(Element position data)
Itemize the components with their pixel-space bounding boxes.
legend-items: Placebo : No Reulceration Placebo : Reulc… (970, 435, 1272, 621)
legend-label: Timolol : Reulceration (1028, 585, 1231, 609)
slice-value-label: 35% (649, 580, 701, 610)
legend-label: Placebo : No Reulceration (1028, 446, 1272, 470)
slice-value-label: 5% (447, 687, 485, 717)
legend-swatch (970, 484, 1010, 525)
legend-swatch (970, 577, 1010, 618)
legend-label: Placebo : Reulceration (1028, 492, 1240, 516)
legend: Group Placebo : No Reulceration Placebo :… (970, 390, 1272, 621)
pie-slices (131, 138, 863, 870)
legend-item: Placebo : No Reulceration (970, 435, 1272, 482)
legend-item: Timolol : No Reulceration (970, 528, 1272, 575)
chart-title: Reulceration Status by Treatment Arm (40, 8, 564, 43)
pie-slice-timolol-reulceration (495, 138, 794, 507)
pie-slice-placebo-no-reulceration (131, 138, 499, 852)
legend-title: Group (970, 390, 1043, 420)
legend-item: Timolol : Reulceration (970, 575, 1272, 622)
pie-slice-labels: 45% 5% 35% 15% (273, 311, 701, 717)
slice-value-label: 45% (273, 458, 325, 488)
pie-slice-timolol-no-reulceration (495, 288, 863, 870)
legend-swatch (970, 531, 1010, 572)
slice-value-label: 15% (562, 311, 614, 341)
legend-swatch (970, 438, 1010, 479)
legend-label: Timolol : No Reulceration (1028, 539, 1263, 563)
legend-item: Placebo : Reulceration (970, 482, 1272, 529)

- What the task asks -
Express every line of the listing above as a numbered list, one entry per line and no blank lines.

- The reply -
1. Itemize the components with their pixel-space bounding boxes.
2. legend-items: Placebo : No Reulceration Placebo : Reulc… (970, 435, 1272, 621)
3. legend-label: Timolol : Reulceration (1028, 585, 1231, 609)
4. slice-value-label: 35% (649, 580, 701, 610)
5. legend-label: Placebo : No Reulceration (1028, 446, 1272, 470)
6. slice-value-label: 5% (447, 687, 485, 717)
7. legend-swatch (970, 484, 1010, 525)
8. legend-swatch (970, 577, 1010, 618)
9. legend-label: Placebo : Reulceration (1028, 492, 1240, 516)
10. legend: Group Placebo : No Reulceration Placebo :… (970, 390, 1272, 621)
11. pie-slices (131, 138, 863, 870)
12. legend-item: Placebo : No Reulceration (970, 435, 1272, 482)
13. legend-item: Timolol : No Reulceration (970, 528, 1272, 575)
14. chart-title: Reulceration Status by Treatment Arm (40, 8, 564, 43)
15. pie-slice-timolol-reulceration (495, 138, 794, 507)
16. pie-slice-placebo-no-reulceration (131, 138, 499, 852)
17. legend-title: Group (970, 390, 1043, 420)
18. legend-item: Timolol : Reulceration (970, 575, 1272, 622)
19. pie-slice-labels: 45% 5% 35% 15% (273, 311, 701, 717)
20. slice-value-label: 45% (273, 458, 325, 488)
21. pie-slice-timolol-no-reulceration (495, 288, 863, 870)
22. legend-swatch (970, 531, 1010, 572)
23. slice-value-label: 15% (562, 311, 614, 341)
24. legend-swatch (970, 438, 1010, 479)
25. legend-label: Timolol : No Reulceration (1028, 539, 1263, 563)
26. legend-item: Placebo : Reulceration (970, 482, 1272, 529)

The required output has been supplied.